> DATASET ENTRIES:
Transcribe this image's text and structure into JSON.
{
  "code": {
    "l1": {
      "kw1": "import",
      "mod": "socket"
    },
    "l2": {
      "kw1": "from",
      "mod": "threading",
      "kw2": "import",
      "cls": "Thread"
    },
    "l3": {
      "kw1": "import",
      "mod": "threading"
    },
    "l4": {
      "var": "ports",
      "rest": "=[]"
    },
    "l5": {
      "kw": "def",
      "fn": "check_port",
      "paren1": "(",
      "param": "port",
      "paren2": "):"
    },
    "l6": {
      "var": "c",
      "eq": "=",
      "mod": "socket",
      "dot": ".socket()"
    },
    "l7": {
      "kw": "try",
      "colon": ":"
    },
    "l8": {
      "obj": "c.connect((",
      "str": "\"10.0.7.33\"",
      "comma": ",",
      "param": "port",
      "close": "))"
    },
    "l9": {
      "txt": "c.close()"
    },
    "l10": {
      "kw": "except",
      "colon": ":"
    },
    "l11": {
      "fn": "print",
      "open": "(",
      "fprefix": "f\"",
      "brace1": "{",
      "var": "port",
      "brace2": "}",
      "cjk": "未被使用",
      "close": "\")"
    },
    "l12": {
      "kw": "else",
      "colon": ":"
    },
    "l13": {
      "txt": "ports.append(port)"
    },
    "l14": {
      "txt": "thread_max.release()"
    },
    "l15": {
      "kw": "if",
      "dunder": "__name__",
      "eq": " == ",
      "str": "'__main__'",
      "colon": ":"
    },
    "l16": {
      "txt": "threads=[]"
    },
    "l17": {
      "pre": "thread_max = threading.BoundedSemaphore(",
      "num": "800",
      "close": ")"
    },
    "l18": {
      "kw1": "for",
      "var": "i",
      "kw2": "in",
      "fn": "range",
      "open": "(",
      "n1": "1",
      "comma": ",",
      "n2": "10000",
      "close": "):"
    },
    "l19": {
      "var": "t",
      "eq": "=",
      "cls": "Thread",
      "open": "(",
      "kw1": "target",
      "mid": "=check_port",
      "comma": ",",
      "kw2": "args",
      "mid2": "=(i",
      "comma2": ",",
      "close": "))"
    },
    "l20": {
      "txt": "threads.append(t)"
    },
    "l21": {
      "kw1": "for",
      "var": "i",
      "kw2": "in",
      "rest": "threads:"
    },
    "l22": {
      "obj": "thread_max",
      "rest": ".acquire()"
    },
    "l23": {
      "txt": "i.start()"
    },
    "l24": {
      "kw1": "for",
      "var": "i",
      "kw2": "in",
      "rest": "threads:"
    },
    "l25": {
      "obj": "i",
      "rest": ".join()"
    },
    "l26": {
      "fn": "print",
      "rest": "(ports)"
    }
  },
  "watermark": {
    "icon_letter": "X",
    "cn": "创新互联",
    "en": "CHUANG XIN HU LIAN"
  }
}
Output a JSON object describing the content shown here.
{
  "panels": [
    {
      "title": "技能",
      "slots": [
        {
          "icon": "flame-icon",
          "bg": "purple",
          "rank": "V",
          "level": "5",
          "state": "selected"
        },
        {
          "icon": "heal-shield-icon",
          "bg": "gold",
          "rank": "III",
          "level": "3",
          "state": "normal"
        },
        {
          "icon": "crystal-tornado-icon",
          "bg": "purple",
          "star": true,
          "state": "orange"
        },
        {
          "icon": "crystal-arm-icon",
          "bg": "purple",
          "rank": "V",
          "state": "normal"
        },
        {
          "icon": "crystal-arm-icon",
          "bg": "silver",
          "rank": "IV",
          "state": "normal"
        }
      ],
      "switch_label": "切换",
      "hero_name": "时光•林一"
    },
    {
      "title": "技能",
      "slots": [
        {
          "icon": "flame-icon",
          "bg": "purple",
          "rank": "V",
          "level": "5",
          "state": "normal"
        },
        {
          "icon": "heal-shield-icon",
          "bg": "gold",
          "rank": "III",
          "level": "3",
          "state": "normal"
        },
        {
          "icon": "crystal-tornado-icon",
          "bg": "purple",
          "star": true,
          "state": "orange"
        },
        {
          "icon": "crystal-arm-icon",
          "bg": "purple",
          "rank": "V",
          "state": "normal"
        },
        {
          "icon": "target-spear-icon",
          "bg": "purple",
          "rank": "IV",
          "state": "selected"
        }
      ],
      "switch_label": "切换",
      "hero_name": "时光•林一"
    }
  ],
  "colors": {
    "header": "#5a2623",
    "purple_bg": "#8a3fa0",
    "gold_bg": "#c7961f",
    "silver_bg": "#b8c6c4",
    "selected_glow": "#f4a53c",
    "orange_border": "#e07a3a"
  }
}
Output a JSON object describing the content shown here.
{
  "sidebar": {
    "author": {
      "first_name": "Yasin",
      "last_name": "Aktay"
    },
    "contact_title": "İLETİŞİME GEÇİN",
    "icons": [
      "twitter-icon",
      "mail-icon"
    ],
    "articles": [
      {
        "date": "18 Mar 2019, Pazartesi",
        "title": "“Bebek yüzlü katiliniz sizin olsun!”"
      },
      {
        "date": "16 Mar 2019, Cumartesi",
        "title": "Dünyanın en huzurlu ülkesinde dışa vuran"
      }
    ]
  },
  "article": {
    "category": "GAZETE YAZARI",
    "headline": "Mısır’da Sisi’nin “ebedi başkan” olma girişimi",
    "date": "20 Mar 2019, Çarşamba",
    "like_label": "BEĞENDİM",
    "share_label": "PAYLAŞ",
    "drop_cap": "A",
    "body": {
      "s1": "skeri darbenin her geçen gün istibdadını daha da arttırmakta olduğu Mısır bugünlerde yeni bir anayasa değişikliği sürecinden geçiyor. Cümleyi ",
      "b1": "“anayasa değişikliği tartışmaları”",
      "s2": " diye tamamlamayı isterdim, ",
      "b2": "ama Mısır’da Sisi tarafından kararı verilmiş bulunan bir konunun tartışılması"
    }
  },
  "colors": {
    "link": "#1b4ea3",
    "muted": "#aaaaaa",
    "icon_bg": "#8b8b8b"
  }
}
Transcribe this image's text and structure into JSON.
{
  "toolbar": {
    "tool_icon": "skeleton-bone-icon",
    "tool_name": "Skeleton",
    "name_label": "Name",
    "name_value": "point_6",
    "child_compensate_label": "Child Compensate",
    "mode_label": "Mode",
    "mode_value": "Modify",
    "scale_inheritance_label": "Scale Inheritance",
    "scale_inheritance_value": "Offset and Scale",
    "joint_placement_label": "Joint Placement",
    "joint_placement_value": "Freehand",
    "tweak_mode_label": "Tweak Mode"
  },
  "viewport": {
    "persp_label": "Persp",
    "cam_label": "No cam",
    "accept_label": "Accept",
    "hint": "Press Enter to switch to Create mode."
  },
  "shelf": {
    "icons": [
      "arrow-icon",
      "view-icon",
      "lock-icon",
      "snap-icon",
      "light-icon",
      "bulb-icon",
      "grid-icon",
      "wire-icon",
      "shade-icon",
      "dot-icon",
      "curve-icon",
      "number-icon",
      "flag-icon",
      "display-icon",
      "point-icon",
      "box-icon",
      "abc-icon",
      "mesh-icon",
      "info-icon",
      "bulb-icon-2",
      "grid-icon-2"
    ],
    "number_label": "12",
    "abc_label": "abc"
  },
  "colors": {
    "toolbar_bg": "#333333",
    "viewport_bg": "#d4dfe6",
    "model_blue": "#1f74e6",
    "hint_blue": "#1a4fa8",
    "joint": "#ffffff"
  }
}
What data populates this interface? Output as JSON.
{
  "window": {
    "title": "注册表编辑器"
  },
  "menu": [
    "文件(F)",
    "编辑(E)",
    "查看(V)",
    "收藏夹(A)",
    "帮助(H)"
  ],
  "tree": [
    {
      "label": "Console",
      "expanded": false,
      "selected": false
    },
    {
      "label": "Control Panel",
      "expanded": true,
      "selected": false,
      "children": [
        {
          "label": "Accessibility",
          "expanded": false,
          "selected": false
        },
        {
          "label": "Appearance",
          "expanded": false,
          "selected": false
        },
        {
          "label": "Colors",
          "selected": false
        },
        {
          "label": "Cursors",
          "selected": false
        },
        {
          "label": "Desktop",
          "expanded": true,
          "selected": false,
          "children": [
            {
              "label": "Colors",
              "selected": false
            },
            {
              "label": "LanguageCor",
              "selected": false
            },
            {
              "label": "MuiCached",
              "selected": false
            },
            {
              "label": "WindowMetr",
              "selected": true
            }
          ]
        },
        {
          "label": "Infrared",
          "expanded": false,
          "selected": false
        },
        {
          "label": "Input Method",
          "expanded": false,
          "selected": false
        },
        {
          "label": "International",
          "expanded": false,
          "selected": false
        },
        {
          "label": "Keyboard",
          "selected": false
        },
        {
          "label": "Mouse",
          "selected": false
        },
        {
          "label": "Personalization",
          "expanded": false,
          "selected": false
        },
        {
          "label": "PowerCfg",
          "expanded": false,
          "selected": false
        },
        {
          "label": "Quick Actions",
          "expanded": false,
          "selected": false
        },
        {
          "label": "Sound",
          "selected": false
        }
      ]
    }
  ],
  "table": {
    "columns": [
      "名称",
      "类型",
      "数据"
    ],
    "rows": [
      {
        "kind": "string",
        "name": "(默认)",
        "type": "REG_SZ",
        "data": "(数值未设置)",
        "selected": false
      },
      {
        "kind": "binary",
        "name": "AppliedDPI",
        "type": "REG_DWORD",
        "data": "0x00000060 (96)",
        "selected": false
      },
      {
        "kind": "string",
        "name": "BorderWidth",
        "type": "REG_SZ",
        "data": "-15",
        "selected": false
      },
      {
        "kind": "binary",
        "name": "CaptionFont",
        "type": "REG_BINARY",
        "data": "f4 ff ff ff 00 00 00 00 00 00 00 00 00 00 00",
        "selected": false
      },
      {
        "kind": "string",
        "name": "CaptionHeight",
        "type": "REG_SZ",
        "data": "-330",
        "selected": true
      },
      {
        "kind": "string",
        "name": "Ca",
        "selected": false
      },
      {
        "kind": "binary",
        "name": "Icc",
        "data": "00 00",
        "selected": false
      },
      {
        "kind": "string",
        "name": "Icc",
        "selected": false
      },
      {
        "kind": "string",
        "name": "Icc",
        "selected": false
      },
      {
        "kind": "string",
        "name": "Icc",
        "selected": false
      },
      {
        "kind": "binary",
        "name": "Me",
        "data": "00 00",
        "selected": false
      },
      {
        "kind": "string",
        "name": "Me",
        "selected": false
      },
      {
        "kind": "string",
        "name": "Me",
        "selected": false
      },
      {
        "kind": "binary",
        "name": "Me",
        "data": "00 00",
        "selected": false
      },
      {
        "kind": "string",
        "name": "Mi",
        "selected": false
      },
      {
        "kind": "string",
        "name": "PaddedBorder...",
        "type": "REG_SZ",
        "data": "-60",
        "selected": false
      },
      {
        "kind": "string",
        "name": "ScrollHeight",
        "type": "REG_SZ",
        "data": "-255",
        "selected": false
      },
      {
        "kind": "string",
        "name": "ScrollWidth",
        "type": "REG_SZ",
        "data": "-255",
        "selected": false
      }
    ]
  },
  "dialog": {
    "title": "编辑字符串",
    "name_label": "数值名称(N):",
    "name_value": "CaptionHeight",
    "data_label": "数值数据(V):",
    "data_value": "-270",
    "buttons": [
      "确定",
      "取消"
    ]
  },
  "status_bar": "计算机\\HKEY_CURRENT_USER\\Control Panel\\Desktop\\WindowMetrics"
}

> WORK REQUIRED: For the listing above, identify each line bearing "Sisi".

> THE SOLUTION:
    "headline": "Mısır’da Sisi’nin “ebedi başkan” olma girişimi",
      "b2": "ama Mısır’da Sisi tarafından kararı verilmiş bulunan bir konunun tartışılması"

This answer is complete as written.